■ **Problem details**: Below is a block of records; repeat all of them exactly.

■ **Supplied material**:
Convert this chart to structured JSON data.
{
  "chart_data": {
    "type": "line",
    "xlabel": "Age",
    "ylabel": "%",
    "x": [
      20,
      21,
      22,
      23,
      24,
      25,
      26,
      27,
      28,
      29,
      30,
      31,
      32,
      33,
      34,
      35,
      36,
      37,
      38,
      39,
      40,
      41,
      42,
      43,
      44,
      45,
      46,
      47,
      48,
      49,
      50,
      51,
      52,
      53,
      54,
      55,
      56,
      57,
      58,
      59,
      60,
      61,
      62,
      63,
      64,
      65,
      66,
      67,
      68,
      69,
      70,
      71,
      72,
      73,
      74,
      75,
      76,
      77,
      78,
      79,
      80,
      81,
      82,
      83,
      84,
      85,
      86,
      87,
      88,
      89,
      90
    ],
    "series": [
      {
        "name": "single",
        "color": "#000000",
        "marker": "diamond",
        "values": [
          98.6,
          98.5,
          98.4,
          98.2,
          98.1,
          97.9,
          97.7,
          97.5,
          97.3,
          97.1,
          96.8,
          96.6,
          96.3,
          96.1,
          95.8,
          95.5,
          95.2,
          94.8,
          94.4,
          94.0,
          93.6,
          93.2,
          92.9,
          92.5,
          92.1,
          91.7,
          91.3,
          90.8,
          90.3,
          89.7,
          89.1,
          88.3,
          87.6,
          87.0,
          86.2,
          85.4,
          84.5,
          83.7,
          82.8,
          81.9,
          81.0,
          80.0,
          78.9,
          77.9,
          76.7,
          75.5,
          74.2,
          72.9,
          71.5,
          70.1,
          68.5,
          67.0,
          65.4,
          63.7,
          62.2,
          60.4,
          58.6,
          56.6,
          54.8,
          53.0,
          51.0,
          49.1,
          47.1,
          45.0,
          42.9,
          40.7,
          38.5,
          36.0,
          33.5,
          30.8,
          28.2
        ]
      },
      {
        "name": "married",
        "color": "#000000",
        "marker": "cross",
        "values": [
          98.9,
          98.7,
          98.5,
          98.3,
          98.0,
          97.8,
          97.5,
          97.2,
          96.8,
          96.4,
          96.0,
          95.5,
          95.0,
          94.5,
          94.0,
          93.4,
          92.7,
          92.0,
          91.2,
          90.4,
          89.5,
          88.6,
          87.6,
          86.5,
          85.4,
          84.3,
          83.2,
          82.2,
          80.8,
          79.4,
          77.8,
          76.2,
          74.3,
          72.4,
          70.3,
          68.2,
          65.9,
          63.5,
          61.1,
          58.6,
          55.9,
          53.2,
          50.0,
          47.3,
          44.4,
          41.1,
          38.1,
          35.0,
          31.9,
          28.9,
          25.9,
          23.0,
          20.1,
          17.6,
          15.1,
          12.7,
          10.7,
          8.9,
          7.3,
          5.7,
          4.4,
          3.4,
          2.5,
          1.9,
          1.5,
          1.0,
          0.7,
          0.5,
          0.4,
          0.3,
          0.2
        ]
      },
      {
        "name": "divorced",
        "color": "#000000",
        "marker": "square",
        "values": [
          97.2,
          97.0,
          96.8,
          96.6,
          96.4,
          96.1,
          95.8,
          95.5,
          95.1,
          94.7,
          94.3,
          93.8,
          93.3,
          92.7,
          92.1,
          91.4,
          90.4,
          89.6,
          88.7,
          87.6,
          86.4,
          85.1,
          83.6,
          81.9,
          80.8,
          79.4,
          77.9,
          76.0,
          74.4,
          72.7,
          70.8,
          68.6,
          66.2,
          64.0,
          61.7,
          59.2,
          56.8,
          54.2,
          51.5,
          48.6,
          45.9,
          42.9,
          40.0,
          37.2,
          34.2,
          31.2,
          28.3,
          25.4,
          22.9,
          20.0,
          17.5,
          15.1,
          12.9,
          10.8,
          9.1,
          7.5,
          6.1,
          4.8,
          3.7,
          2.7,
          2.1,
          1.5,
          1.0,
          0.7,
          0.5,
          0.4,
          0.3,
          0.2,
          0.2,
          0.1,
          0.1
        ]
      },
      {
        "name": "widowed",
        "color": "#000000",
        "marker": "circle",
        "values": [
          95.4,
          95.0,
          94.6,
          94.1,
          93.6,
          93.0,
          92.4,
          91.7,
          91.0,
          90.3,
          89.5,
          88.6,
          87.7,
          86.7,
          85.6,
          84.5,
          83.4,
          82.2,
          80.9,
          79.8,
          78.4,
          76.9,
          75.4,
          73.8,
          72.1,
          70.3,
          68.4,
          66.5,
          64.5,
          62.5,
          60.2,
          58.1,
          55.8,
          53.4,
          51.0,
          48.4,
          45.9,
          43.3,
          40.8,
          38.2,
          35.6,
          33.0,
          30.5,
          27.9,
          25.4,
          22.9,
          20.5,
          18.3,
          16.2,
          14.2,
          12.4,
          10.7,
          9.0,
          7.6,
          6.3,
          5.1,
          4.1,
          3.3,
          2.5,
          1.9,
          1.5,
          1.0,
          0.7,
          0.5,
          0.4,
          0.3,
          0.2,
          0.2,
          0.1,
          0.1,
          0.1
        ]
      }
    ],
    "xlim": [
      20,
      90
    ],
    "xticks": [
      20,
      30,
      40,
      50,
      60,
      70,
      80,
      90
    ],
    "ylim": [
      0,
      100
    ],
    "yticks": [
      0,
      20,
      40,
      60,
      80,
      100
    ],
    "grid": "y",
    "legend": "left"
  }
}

■ **Written response**:
Convert this chart to structured JSON data.
{
  "chart_data": {
    "type": "line",
    "xlabel": "Age",
    "ylabel": "%",
    "x": [
      20,
      21,
      22,
      23,
      24,
      25,
      26,
      27,
      28,
      29,
      30,
      31,
      32,
      33,
      34,
      35,
      36,
      37,
      38,
      39,
      40,
      41,
      42,
      43,
      44,
      45,
      46,
      47,
      48,
      49,
      50,
      51,
      52,
      53,
      54,
      55,
      56,
      57,
      58,
      59,
      60,
      61,
      62,
      63,
      64,
      65,
      66,
      67,
      68,
      69,
      70,
      71,
      72,
      73,
      74,
      75,
      76,
      77,
      78,
      79,
      80,
      81,
      82,
      83,
      84,
      85,
      86,
      87,
      88,
      89,
      90
    ],
    "series": [
      {
        "name": "single",
        "color": "#000000",
        "marker": "diamond",
        "values": [
          98.6,
          98.5,
          98.4,
          98.2,
          98.1,
          97.9,
          97.7,
          97.5,
          97.3,
          97.1,
          96.8,
          96.6,
          96.3,
          96.1,
          95.8,
          95.5,
          95.2,
          94.8,
          94.4,
          94.0,
          93.6,
          93.2,
          92.9,
          92.5,
          92.1,
          91.7,
          91.3,
          90.8,
          90.3,
          89.7,
          89.1,
          88.3,
          87.6,
          87.0,
          86.2,
          85.4,
          84.5,
          83.7,
          82.8,
          81.9,
          81.0,
          80.0,
          78.9,
          77.9,
          76.7,
          75.5,
          74.2,
          72.9,
          71.5,
          70.1,
          68.5,
          67.0,
          65.4,
          63.7,
          62.2,
          60.4,
          58.6,
          56.6,
          54.8,
          53.0,
          51.0,
          49.1,
          47.1,
          45.0,
          42.9,
          40.7,
          38.5,
          36.0,
          33.5,
          30.8,
          28.2
        ]
      },
      {
        "name": "married",
        "color": "#000000",
        "marker": "cross",
        "values": [
          98.9,
          98.7,
          98.5,
          98.3,
          98.0,
          97.8,
          97.5,
          97.2,
          96.8,
          96.4,
          96.0,
          95.5,
          95.0,
          94.5,
          94.0,
          93.4,
          92.7,
          92.0,
          91.2,
          90.4,
          89.5,
          88.6,
          87.6,
          86.5,
          85.4,
          84.3,
          83.2,
          82.2,
          80.8,
          79.4,
          77.8,
          76.2,
          74.3,
          72.4,
          70.3,
          68.2,
          65.9,
          63.5,
          61.1,
          58.6,
          55.9,
          53.2,
          50.0,
          47.3,
          44.4,
          41.1,
          38.1,
          35.0,
          31.9,
          28.9,
          25.9,
          23.0,
          20.1,
          17.6,
          15.1,
          12.7,
          10.7,
          8.9,
          7.3,
          5.7,
          4.4,
          3.4,
          2.5,
          1.9,
          1.5,
          1.0,
          0.7,
          0.5,
          0.4,
          0.3,
          0.2
        ]
      },
      {
        "name": "divorced",
        "color": "#000000",
        "marker": "square",
        "values": [
          97.2,
          97.0,
          96.8,
          96.6,
          96.4,
          96.1,
          95.8,
          95.5,
          95.1,
          94.7,
          94.3,
          93.8,
          93.3,
          92.7,
          92.1,
          91.4,
          90.4,
          89.6,
          88.7,
          87.6,
          86.4,
          85.1,
          83.6,
          81.9,
          80.8,
          79.4,
          77.9,
          76.0,
          74.4,
          72.7,
          70.8,
          68.6,
          66.2,
          64.0,
          61.7,
          59.2,
          56.8,
          54.2,
          51.5,
          48.6,
          45.9,
          42.9,
          40.0,
          37.2,
          34.2,
          31.2,
          28.3,
          25.4,
          22.9,
          20.0,
          17.5,
          15.1,
          12.9,
          10.8,
          9.1,
          7.5,
          6.1,
          4.8,
          3.7,
          2.7,
          2.1,
          1.5,
          1.0,
          0.7,
          0.5,
          0.4,
          0.3,
          0.2,
          0.2,
          0.1,
          0.1
        ]
      },
      {
        "name": "widowed",
        "color": "#000000",
        "marker": "circle",
        "values": [
          95.4,
          95.0,
          94.6,
          94.1,
          93.6,
          93.0,
          92.4,
          91.7,
          91.0,
          90.3,
          89.5,
          88.6,
          87.7,
          86.7,
          85.6,
          84.5,
          83.4,
          82.2,
          80.9,
          79.8,
          78.4,
          76.9,
          75.4,
          73.8,
          72.1,
          70.3,
          68.4,
          66.5,
          64.5,
          62.5,
          60.2,
          58.1,
          55.8,
          53.4,
          51.0,
          48.4,
          45.9,
          43.3,
          40.8,
          38.2,
          35.6,
          33.0,
          30.5,
          27.9,
          25.4,
          22.9,
          20.5,
          18.3,
          16.2,
          14.2,
          12.4,
          10.7,
          9.0,
          7.6,
          6.3,
          5.1,
          4.1,
          3.3,
          2.5,
          1.9,
          1.5,
          1.0,
          0.7,
          0.5,
          0.4,
          0.3,
          0.2,
          0.2,
          0.1,
          0.1,
          0.1
        ]
      }
    ],
    "xlim": [
      20,
      90
    ],
    "xticks": [
      20,
      30,
      40,
      50,
      60,
      70,
      80,
      90
    ],
    "ylim": [
      0,
      100
    ],
    "yticks": [
      0,
      20,
      40,
      60,
      80,
      100
    ],
    "grid": "y",
    "legend": "left"
  }
}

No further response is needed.